What you need to do -> Copy out every record below exactly as written, but leave out any pictures.
# Start of Records for the exercise
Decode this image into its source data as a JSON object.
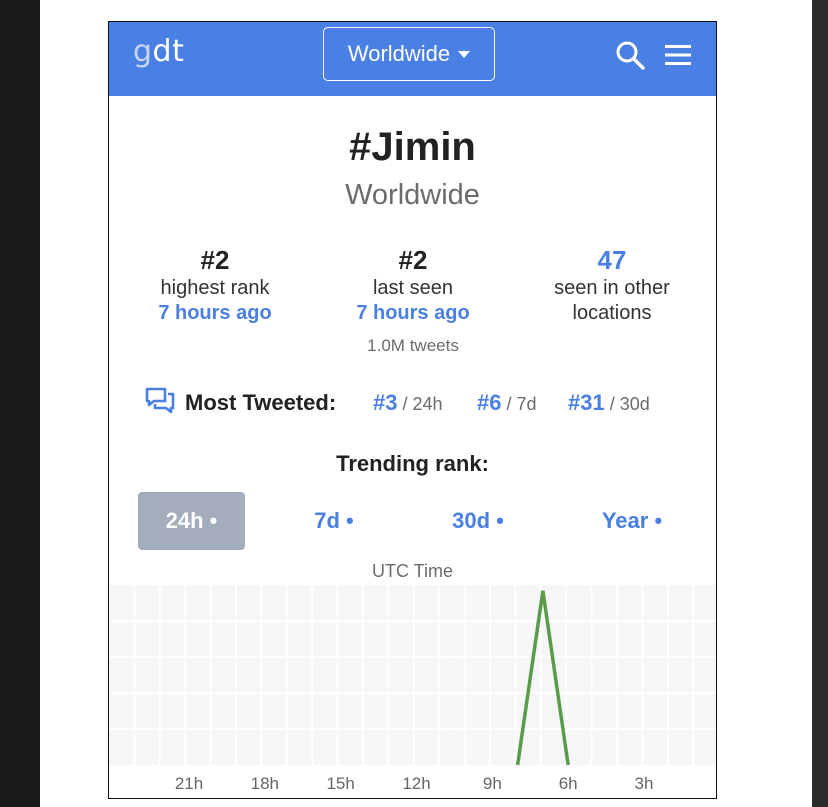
{
  "header": {
    "logo_prefix": "g",
    "logo_suffix": "dt",
    "location_button": "Worldwide"
  },
  "hashtag": {
    "title": "#Jimin",
    "location": "Worldwide"
  },
  "stats": [
    {
      "value": "#2",
      "label": "highest rank",
      "time": "7 hours ago"
    },
    {
      "value": "#2",
      "label": "last seen",
      "time": "7 hours ago",
      "extra": "1.0M tweets"
    },
    {
      "value": "47",
      "label_line1": "seen in other",
      "label_line2": "locations"
    }
  ],
  "most_tweeted": {
    "label": "Most Tweeted:",
    "ranks": [
      {
        "value": "#3",
        "period": " / 24h"
      },
      {
        "value": "#6",
        "period": " / 7d"
      },
      {
        "value": "#31",
        "period": " / 30d"
      }
    ]
  },
  "trending": {
    "title": "Trending rank:",
    "tabs": [
      "24h •",
      "7d •",
      "30d •",
      "Year •"
    ],
    "active_tab": 0,
    "axis_label": "UTC Time"
  },
  "chart_data": {
    "type": "line",
    "xlabel": "UTC Time",
    "x_ticks": [
      "21h",
      "18h",
      "15h",
      "12h",
      "9h",
      "6h",
      "3h"
    ],
    "series": [
      {
        "color": "#5a9b4a",
        "points": [
          {
            "hours_ago": 8.0,
            "rank": 100
          },
          {
            "hours_ago": 7.0,
            "rank": 2
          },
          {
            "hours_ago": 6.0,
            "rank": 100
          }
        ]
      }
    ],
    "grid": true,
    "colors": {
      "grid_bg": "#f6f6f6",
      "grid_line": "#ffffff"
    }
  }
}
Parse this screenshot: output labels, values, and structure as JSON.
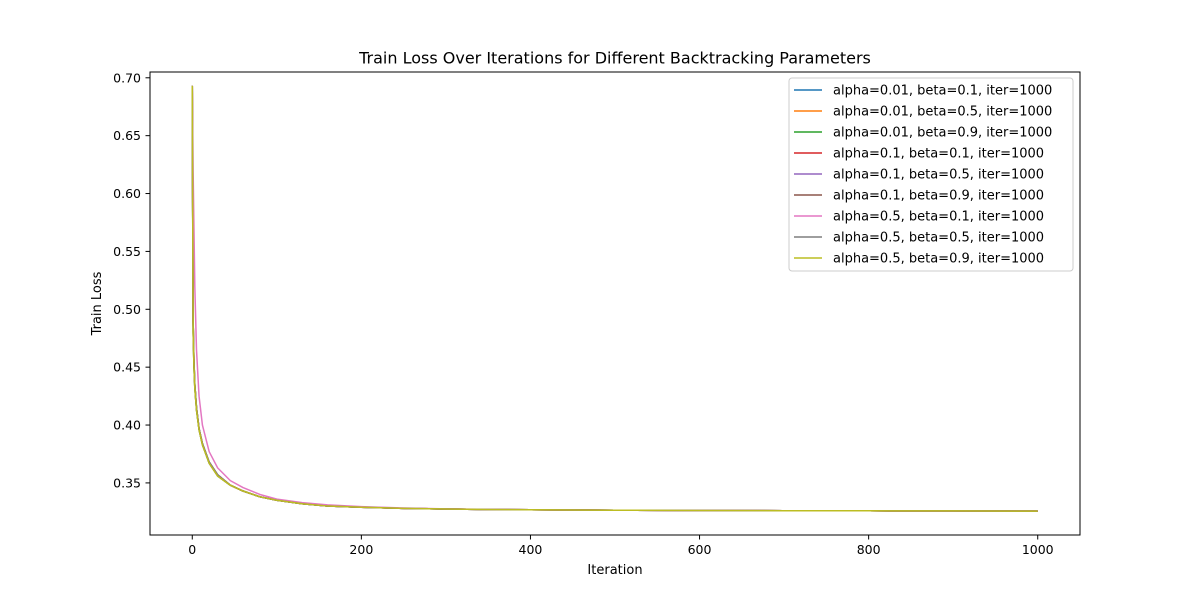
{
  "chart_data": {
    "type": "line",
    "title": "Train Loss Over Iterations for Different Backtracking Parameters",
    "xlabel": "Iteration",
    "ylabel": "Train Loss",
    "xlim": [
      -50,
      1050
    ],
    "ylim": [
      0.305,
      0.705
    ],
    "xticks": [
      0,
      200,
      400,
      600,
      800,
      1000
    ],
    "yticks": [
      0.35,
      0.4,
      0.45,
      0.5,
      0.55,
      0.6,
      0.65,
      0.7
    ],
    "ytick_labels": [
      "0.35",
      "0.40",
      "0.45",
      "0.50",
      "0.55",
      "0.60",
      "0.65",
      "0.70"
    ],
    "grid": false,
    "legend": "upper-right",
    "x": [
      0,
      1,
      2,
      3,
      5,
      8,
      12,
      20,
      30,
      45,
      60,
      80,
      100,
      130,
      160,
      200,
      250,
      300,
      350,
      400,
      450,
      500,
      600,
      700,
      800,
      900,
      1000
    ],
    "series": [
      {
        "name": "alpha=0.01, beta=0.1, iter=1000",
        "color": "#1f77b4",
        "values": [
          0.693,
          0.49,
          0.455,
          0.435,
          0.415,
          0.397,
          0.384,
          0.368,
          0.357,
          0.348,
          0.343,
          0.338,
          0.335,
          0.332,
          0.33,
          0.329,
          0.328,
          0.3275,
          0.327,
          0.3268,
          0.3266,
          0.3264,
          0.3262,
          0.326,
          0.3259,
          0.3258,
          0.3256
        ]
      },
      {
        "name": "alpha=0.01, beta=0.5, iter=1000",
        "color": "#ff7f0e",
        "values": [
          0.693,
          0.49,
          0.455,
          0.435,
          0.415,
          0.397,
          0.384,
          0.368,
          0.357,
          0.348,
          0.343,
          0.338,
          0.335,
          0.332,
          0.33,
          0.329,
          0.328,
          0.3275,
          0.327,
          0.3268,
          0.3266,
          0.3264,
          0.3262,
          0.326,
          0.3259,
          0.3258,
          0.3256
        ]
      },
      {
        "name": "alpha=0.01, beta=0.9, iter=1000",
        "color": "#2ca02c",
        "values": [
          0.693,
          0.48,
          0.45,
          0.432,
          0.413,
          0.396,
          0.383,
          0.367,
          0.356,
          0.348,
          0.343,
          0.338,
          0.335,
          0.332,
          0.33,
          0.329,
          0.328,
          0.3275,
          0.327,
          0.3268,
          0.3266,
          0.3264,
          0.3262,
          0.326,
          0.3259,
          0.3258,
          0.3256
        ]
      },
      {
        "name": "alpha=0.1, beta=0.1, iter=1000",
        "color": "#d62728",
        "values": [
          0.693,
          0.49,
          0.455,
          0.435,
          0.415,
          0.397,
          0.384,
          0.368,
          0.357,
          0.348,
          0.343,
          0.338,
          0.335,
          0.332,
          0.33,
          0.329,
          0.328,
          0.3275,
          0.327,
          0.3268,
          0.3266,
          0.3264,
          0.3262,
          0.326,
          0.3259,
          0.3258,
          0.3256
        ]
      },
      {
        "name": "alpha=0.1, beta=0.5, iter=1000",
        "color": "#9467bd",
        "values": [
          0.693,
          0.49,
          0.455,
          0.435,
          0.415,
          0.397,
          0.384,
          0.368,
          0.357,
          0.348,
          0.343,
          0.338,
          0.335,
          0.332,
          0.33,
          0.329,
          0.328,
          0.3275,
          0.327,
          0.3268,
          0.3266,
          0.3264,
          0.3262,
          0.326,
          0.3259,
          0.3258,
          0.3256
        ]
      },
      {
        "name": "alpha=0.1, beta=0.9, iter=1000",
        "color": "#8c564b",
        "values": [
          0.693,
          0.48,
          0.45,
          0.432,
          0.413,
          0.396,
          0.383,
          0.367,
          0.356,
          0.348,
          0.343,
          0.338,
          0.335,
          0.332,
          0.33,
          0.329,
          0.328,
          0.3275,
          0.327,
          0.3268,
          0.3266,
          0.3264,
          0.3262,
          0.326,
          0.3259,
          0.3258,
          0.3256
        ]
      },
      {
        "name": "alpha=0.5, beta=0.1, iter=1000",
        "color": "#e377c2",
        "values": [
          0.693,
          0.62,
          0.57,
          0.52,
          0.465,
          0.425,
          0.4,
          0.377,
          0.363,
          0.352,
          0.346,
          0.34,
          0.336,
          0.333,
          0.331,
          0.3295,
          0.3283,
          0.3276,
          0.3271,
          0.3268,
          0.3266,
          0.3264,
          0.3262,
          0.326,
          0.3259,
          0.3258,
          0.3256
        ]
      },
      {
        "name": "alpha=0.5, beta=0.5, iter=1000",
        "color": "#7f7f7f",
        "values": [
          0.693,
          0.49,
          0.455,
          0.435,
          0.415,
          0.397,
          0.384,
          0.368,
          0.357,
          0.348,
          0.343,
          0.338,
          0.335,
          0.332,
          0.33,
          0.329,
          0.328,
          0.3275,
          0.327,
          0.3268,
          0.3266,
          0.3264,
          0.3262,
          0.326,
          0.3259,
          0.3258,
          0.3256
        ]
      },
      {
        "name": "alpha=0.5, beta=0.9, iter=1000",
        "color": "#bcbd22",
        "values": [
          0.693,
          0.48,
          0.45,
          0.432,
          0.413,
          0.396,
          0.383,
          0.367,
          0.356,
          0.348,
          0.343,
          0.338,
          0.335,
          0.332,
          0.33,
          0.329,
          0.328,
          0.3275,
          0.327,
          0.3268,
          0.3266,
          0.3264,
          0.3262,
          0.326,
          0.3259,
          0.3258,
          0.3256
        ]
      }
    ]
  }
}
# End of Records for the exercise
Finished task ->
Decode this image into its source data as a JSON object.
{
  "header": {
    "logo_prefix": "g",
    "logo_suffix": "dt",
    "location_button": "Worldwide"
  },
  "hashtag": {
    "title": "#Jimin",
    "location": "Worldwide"
  },
  "stats": [
    {
      "value": "#2",
      "label": "highest rank",
      "time": "7 hours ago"
    },
    {
      "value": "#2",
      "label": "last seen",
      "time": "7 hours ago",
      "extra": "1.0M tweets"
    },
    {
      "value": "47",
      "label_line1": "seen in other",
      "label_line2": "locations"
    }
  ],
  "most_tweeted": {
    "label": "Most Tweeted:",
    "ranks": [
      {
        "value": "#3",
        "period": " / 24h"
      },
      {
        "value": "#6",
        "period": " / 7d"
      },
      {
        "value": "#31",
        "period": " / 30d"
      }
    ]
  },
  "trending": {
    "title": "Trending rank:",
    "tabs": [
      "24h •",
      "7d •",
      "30d •",
      "Year •"
    ],
    "active_tab": 0,
    "axis_label": "UTC Time"
  },
  "chart_data": {
    "type": "line",
    "xlabel": "UTC Time",
    "x_ticks": [
      "21h",
      "18h",
      "15h",
      "12h",
      "9h",
      "6h",
      "3h"
    ],
    "series": [
      {
        "color": "#5a9b4a",
        "points": [
          {
            "hours_ago": 8.0,
            "rank": 100
          },
          {
            "hours_ago": 7.0,
            "rank": 2
          },
          {
            "hours_ago": 6.0,
            "rank": 100
          }
        ]
      }
    ],
    "grid": true,
    "colors": {
      "grid_bg": "#f6f6f6",
      "grid_line": "#ffffff"
    }
  }
}
Parse this screenshot: output labels, values, and structure as JSON.
{
  "chart_data": {
    "type": "line",
    "title": "Train Loss Over Iterations for Different Backtracking Parameters",
    "xlabel": "Iteration",
    "ylabel": "Train Loss",
    "xlim": [
      -50,
      1050
    ],
    "ylim": [
      0.305,
      0.705
    ],
    "xticks": [
      0,
      200,
      400,
      600,
      800,
      1000
    ],
    "yticks": [
      0.35,
      0.4,
      0.45,
      0.5,
      0.55,
      0.6,
      0.65,
      0.7
    ],
    "ytick_labels": [
      "0.35",
      "0.40",
      "0.45",
      "0.50",
      "0.55",
      "0.60",
      "0.65",
      "0.70"
    ],
    "grid": false,
    "legend": "upper-right",
    "x": [
      0,
      1,
      2,
      3,
      5,
      8,
      12,
      20,
      30,
      45,
      60,
      80,
      100,
      130,
      160,
      200,
      250,
      300,
      350,
      400,
      450,
      500,
      600,
      700,
      800,
      900,
      1000
    ],
    "series": [
      {
        "name": "alpha=0.01, beta=0.1, iter=1000",
        "color": "#1f77b4",
        "values": [
          0.693,
          0.49,
          0.455,
          0.435,
          0.415,
          0.397,
          0.384,
          0.368,
          0.357,
          0.348,
          0.343,
          0.338,
          0.335,
          0.332,
          0.33,
          0.329,
          0.328,
          0.3275,
          0.327,
          0.3268,
          0.3266,
          0.3264,
          0.3262,
          0.326,
          0.3259,
          0.3258,
          0.3256
        ]
      },
      {
        "name": "alpha=0.01, beta=0.5, iter=1000",
        "color": "#ff7f0e",
        "values": [
          0.693,
          0.49,
          0.455,
          0.435,
          0.415,
          0.397,
          0.384,
          0.368,
          0.357,
          0.348,
          0.343,
          0.338,
          0.335,
          0.332,
          0.33,
          0.329,
          0.328,
          0.3275,
          0.327,
          0.3268,
          0.3266,
          0.3264,
          0.3262,
          0.326,
          0.3259,
          0.3258,
          0.3256
        ]
      },
      {
        "name": "alpha=0.01, beta=0.9, iter=1000",
        "color": "#2ca02c",
        "values": [
          0.693,
          0.48,
          0.45,
          0.432,
          0.413,
          0.396,
          0.383,
          0.367,
          0.356,
          0.348,
          0.343,
          0.338,
          0.335,
          0.332,
          0.33,
          0.329,
          0.328,
          0.3275,
          0.327,
          0.3268,
          0.3266,
          0.3264,
          0.3262,
          0.326,
          0.3259,
          0.3258,
          0.3256
        ]
      },
      {
        "name": "alpha=0.1, beta=0.1, iter=1000",
        "color": "#d62728",
        "values": [
          0.693,
          0.49,
          0.455,
          0.435,
          0.415,
          0.397,
          0.384,
          0.368,
          0.357,
          0.348,
          0.343,
          0.338,
          0.335,
          0.332,
          0.33,
          0.329,
          0.328,
          0.3275,
          0.327,
          0.3268,
          0.3266,
          0.3264,
          0.3262,
          0.326,
          0.3259,
          0.3258,
          0.3256
        ]
      },
      {
        "name": "alpha=0.1, beta=0.5, iter=1000",
        "color": "#9467bd",
        "values": [
          0.693,
          0.49,
          0.455,
          0.435,
          0.415,
          0.397,
          0.384,
          0.368,
          0.357,
          0.348,
          0.343,
          0.338,
          0.335,
          0.332,
          0.33,
          0.329,
          0.328,
          0.3275,
          0.327,
          0.3268,
          0.3266,
          0.3264,
          0.3262,
          0.326,
          0.3259,
          0.3258,
          0.3256
        ]
      },
      {
        "name": "alpha=0.1, beta=0.9, iter=1000",
        "color": "#8c564b",
        "values": [
          0.693,
          0.48,
          0.45,
          0.432,
          0.413,
          0.396,
          0.383,
          0.367,
          0.356,
          0.348,
          0.343,
          0.338,
          0.335,
          0.332,
          0.33,
          0.329,
          0.328,
          0.3275,
          0.327,
          0.3268,
          0.3266,
          0.3264,
          0.3262,
          0.326,
          0.3259,
          0.3258,
          0.3256
        ]
      },
      {
        "name": "alpha=0.5, beta=0.1, iter=1000",
        "color": "#e377c2",
        "values": [
          0.693,
          0.62,
          0.57,
          0.52,
          0.465,
          0.425,
          0.4,
          0.377,
          0.363,
          0.352,
          0.346,
          0.34,
          0.336,
          0.333,
          0.331,
          0.3295,
          0.3283,
          0.3276,
          0.3271,
          0.3268,
          0.3266,
          0.3264,
          0.3262,
          0.326,
          0.3259,
          0.3258,
          0.3256
        ]
      },
      {
        "name": "alpha=0.5, beta=0.5, iter=1000",
        "color": "#7f7f7f",
        "values": [
          0.693,
          0.49,
          0.455,
          0.435,
          0.415,
          0.397,
          0.384,
          0.368,
          0.357,
          0.348,
          0.343,
          0.338,
          0.335,
          0.332,
          0.33,
          0.329,
          0.328,
          0.3275,
          0.327,
          0.3268,
          0.3266,
          0.3264,
          0.3262,
          0.326,
          0.3259,
          0.3258,
          0.3256
        ]
      },
      {
        "name": "alpha=0.5, beta=0.9, iter=1000",
        "color": "#bcbd22",
        "values": [
          0.693,
          0.48,
          0.45,
          0.432,
          0.413,
          0.396,
          0.383,
          0.367,
          0.356,
          0.348,
          0.343,
          0.338,
          0.335,
          0.332,
          0.33,
          0.329,
          0.328,
          0.3275,
          0.327,
          0.3268,
          0.3266,
          0.3264,
          0.3262,
          0.326,
          0.3259,
          0.3258,
          0.3256
        ]
      }
    ]
  }
}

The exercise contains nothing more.